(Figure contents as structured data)
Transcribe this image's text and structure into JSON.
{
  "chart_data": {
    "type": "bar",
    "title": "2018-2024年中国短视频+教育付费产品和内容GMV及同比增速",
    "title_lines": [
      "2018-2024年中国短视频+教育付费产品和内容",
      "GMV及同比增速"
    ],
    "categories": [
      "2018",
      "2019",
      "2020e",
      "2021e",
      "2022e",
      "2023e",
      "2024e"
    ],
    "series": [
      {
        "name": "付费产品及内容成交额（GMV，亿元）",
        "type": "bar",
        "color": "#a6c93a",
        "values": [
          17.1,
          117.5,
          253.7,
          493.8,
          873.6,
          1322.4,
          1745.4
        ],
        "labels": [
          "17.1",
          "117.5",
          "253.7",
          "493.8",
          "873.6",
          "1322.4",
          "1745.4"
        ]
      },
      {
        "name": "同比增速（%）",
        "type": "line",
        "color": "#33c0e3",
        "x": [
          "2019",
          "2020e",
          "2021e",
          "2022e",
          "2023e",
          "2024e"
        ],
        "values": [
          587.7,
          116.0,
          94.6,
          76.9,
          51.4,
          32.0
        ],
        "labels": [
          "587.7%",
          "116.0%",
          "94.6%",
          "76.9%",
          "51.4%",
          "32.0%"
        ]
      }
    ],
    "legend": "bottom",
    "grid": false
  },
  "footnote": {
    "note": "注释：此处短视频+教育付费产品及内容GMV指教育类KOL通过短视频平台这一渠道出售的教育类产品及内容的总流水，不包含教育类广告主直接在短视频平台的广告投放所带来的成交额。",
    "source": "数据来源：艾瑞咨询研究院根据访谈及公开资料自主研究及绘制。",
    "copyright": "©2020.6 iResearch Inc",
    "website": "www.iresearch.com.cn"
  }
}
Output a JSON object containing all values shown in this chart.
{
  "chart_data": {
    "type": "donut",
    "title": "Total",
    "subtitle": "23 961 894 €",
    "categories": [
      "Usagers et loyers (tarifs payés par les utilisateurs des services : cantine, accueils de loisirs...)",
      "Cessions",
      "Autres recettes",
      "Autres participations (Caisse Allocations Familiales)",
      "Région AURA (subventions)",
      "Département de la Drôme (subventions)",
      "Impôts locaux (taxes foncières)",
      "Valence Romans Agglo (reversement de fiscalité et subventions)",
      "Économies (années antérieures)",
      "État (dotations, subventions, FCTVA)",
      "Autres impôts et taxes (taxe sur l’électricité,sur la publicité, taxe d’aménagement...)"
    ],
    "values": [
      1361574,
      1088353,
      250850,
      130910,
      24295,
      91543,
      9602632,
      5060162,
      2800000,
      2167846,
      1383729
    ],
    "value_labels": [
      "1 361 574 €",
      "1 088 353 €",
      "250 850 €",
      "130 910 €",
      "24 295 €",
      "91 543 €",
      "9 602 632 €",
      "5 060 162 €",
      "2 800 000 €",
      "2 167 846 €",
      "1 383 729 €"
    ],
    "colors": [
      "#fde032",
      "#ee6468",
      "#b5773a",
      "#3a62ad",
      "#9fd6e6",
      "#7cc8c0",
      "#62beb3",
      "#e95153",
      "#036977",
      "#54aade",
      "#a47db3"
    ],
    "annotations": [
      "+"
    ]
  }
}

**Work instructions**
Search the listing for the word "values" and return each line that holds it.

**Written reply**
        "values": [
        "values": [
Output a JSON object containing all values shown in this chart.
    "values": [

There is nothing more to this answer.